Items from a data source
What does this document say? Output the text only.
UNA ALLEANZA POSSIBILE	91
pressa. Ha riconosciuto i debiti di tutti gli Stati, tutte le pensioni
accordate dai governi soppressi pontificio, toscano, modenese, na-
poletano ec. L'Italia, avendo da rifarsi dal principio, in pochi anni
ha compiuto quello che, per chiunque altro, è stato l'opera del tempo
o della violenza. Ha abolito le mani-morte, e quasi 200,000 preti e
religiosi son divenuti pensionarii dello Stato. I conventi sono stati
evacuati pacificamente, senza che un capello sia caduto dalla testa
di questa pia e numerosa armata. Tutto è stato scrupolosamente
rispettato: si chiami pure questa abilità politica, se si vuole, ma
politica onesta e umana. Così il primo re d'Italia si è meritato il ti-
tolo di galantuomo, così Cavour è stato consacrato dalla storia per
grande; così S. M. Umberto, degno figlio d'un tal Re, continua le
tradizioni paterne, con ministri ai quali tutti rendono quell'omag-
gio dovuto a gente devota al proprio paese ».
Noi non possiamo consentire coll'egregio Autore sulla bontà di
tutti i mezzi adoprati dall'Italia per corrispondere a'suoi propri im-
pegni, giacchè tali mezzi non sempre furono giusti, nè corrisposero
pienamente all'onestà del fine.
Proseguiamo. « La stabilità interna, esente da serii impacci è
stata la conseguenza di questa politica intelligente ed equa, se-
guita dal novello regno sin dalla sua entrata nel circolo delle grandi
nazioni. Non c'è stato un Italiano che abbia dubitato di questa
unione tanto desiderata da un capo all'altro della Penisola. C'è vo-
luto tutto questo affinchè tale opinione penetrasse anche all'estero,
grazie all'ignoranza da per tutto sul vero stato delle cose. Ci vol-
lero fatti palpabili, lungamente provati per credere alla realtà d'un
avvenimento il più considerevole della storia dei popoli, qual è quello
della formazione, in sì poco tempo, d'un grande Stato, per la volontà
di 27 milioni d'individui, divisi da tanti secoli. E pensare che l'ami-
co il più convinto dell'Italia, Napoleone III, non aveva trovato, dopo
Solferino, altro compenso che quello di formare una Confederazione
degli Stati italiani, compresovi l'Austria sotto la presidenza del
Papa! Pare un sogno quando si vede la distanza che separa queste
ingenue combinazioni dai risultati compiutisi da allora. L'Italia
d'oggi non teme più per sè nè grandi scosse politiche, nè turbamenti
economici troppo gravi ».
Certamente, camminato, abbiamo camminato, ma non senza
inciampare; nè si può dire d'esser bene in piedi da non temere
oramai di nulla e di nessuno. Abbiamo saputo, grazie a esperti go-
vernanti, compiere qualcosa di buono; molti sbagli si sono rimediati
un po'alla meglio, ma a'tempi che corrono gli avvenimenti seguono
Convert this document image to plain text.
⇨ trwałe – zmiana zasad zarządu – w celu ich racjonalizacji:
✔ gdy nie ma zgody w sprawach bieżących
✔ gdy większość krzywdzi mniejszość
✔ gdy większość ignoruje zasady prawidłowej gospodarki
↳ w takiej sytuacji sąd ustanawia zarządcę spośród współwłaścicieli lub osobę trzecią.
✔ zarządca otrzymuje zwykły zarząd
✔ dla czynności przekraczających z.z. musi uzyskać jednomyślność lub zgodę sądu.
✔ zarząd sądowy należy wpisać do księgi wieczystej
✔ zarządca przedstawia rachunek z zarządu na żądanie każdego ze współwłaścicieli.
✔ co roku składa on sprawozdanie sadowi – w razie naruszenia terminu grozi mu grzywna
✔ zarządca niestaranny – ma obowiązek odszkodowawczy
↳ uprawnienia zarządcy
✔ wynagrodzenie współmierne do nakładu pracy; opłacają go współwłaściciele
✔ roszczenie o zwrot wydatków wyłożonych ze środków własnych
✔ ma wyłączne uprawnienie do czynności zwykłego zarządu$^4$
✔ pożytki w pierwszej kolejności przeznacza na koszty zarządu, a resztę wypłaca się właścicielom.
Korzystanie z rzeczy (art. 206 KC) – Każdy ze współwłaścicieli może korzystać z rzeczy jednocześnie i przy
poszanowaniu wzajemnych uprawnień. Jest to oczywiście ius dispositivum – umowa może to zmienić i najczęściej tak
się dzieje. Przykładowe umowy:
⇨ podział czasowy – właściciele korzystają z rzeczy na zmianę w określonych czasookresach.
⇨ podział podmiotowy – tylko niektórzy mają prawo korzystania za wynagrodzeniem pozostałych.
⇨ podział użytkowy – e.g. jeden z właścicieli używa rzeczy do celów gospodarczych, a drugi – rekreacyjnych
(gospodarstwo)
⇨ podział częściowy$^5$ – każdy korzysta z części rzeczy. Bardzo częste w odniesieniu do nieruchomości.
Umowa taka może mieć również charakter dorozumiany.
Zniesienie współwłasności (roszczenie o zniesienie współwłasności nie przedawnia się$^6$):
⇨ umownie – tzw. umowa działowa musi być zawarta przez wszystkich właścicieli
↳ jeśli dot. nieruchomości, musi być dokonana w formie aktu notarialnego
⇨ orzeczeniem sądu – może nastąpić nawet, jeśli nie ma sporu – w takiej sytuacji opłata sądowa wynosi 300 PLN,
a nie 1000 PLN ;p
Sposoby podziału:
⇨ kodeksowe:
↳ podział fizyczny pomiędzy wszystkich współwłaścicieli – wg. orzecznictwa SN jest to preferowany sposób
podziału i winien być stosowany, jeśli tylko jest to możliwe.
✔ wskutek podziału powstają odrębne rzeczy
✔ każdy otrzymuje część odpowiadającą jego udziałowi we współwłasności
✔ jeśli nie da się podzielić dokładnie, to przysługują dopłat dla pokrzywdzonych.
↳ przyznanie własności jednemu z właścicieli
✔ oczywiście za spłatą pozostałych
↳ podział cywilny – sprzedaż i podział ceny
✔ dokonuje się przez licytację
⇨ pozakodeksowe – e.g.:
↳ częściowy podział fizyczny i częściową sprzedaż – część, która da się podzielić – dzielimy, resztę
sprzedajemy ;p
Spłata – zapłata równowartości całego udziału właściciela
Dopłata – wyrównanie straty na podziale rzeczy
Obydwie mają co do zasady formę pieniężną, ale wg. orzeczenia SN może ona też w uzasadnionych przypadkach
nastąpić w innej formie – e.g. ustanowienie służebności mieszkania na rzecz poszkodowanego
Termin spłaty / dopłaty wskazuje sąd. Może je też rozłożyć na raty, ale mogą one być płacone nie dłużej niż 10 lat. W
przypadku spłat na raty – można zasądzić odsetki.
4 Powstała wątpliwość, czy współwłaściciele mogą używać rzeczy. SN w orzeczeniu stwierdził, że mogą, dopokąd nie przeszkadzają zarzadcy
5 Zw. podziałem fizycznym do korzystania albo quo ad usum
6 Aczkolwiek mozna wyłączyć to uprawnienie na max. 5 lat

Requirements: Every line that holds the word "text" counts once; state the total number of such lines and nothing else.

Result below: 2